Material for this task ->

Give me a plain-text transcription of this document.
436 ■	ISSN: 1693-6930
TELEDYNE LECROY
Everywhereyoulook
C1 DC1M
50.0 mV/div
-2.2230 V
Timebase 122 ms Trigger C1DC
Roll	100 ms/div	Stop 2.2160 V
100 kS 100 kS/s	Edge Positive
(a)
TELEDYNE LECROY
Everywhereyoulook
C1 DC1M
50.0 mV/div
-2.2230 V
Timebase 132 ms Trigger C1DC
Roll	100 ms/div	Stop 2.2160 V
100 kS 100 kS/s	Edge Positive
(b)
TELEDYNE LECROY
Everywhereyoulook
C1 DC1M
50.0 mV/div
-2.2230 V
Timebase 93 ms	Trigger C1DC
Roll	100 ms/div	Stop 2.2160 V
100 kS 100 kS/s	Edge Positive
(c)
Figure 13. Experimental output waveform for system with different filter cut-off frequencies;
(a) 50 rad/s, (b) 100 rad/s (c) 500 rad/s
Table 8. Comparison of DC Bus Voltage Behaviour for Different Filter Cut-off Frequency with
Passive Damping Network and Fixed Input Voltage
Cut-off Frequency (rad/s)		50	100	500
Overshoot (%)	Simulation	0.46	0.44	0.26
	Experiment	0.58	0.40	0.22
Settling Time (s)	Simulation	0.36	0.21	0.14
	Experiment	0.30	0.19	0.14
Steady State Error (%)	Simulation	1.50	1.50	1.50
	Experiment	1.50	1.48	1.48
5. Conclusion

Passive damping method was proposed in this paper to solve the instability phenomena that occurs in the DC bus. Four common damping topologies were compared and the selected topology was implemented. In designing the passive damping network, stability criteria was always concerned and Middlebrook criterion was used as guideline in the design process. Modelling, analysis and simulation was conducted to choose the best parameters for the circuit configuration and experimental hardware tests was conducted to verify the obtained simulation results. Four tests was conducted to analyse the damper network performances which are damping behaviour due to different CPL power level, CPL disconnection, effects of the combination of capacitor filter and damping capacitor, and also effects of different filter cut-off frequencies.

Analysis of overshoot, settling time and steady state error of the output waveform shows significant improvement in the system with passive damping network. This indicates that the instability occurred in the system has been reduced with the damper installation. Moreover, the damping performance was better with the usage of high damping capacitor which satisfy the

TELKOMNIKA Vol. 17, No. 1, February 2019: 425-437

What is being asked -> Repeat the lines above exactly.

Exercise solution ->
Give me a plain-text transcription of this document.
436 ■	ISSN: 1693-6930
TELEDYNE LECROY
Everywhereyoulook
C1 DC1M
50.0 mV/div
-2.2230 V
Timebase 122 ms Trigger C1DC
Roll	100 ms/div	Stop 2.2160 V
100 kS 100 kS/s	Edge Positive
(a)
TELEDYNE LECROY
Everywhereyoulook
C1 DC1M
50.0 mV/div
-2.2230 V
Timebase 132 ms Trigger C1DC
Roll	100 ms/div	Stop 2.2160 V
100 kS 100 kS/s	Edge Positive
(b)
TELEDYNE LECROY
Everywhereyoulook
C1 DC1M
50.0 mV/div
-2.2230 V
Timebase 93 ms	Trigger C1DC
Roll	100 ms/div	Stop 2.2160 V
100 kS 100 kS/s	Edge Positive
(c)
Figure 13. Experimental output waveform for system with different filter cut-off frequencies;
(a) 50 rad/s, (b) 100 rad/s (c) 500 rad/s
Table 8. Comparison of DC Bus Voltage Behaviour for Different Filter Cut-off Frequency with
Passive Damping Network and Fixed Input Voltage
Cut-off Frequency (rad/s)		50	100	500
Overshoot (%)	Simulation	0.46	0.44	0.26
	Experiment	0.58	0.40	0.22
Settling Time (s)	Simulation	0.36	0.21	0.14
	Experiment	0.30	0.19	0.14
Steady State Error (%)	Simulation	1.50	1.50	1.50
	Experiment	1.50	1.48	1.48
5. Conclusion

Passive damping method was proposed in this paper to solve the instability phenomena that occurs in the DC bus. Four common damping topologies were compared and the selected topology was implemented. In designing the passive damping network, stability criteria was always concerned and Middlebrook criterion was used as guideline in the design process. Modelling, analysis and simulation was conducted to choose the best parameters for the circuit configuration and experimental hardware tests was conducted to verify the obtained simulation results. Four tests was conducted to analyse the damper network performances which are damping behaviour due to different CPL power level, CPL disconnection, effects of the combination of capacitor filter and damping capacitor, and also effects of different filter cut-off frequencies.

Analysis of overshoot, settling time and steady state error of the output waveform shows significant improvement in the system with passive damping network. This indicates that the instability occurred in the system has been reduced with the damper installation. Moreover, the damping performance was better with the usage of high damping capacitor which satisfy the

TELKOMNIKA Vol. 17, No. 1, February 2019: 425-437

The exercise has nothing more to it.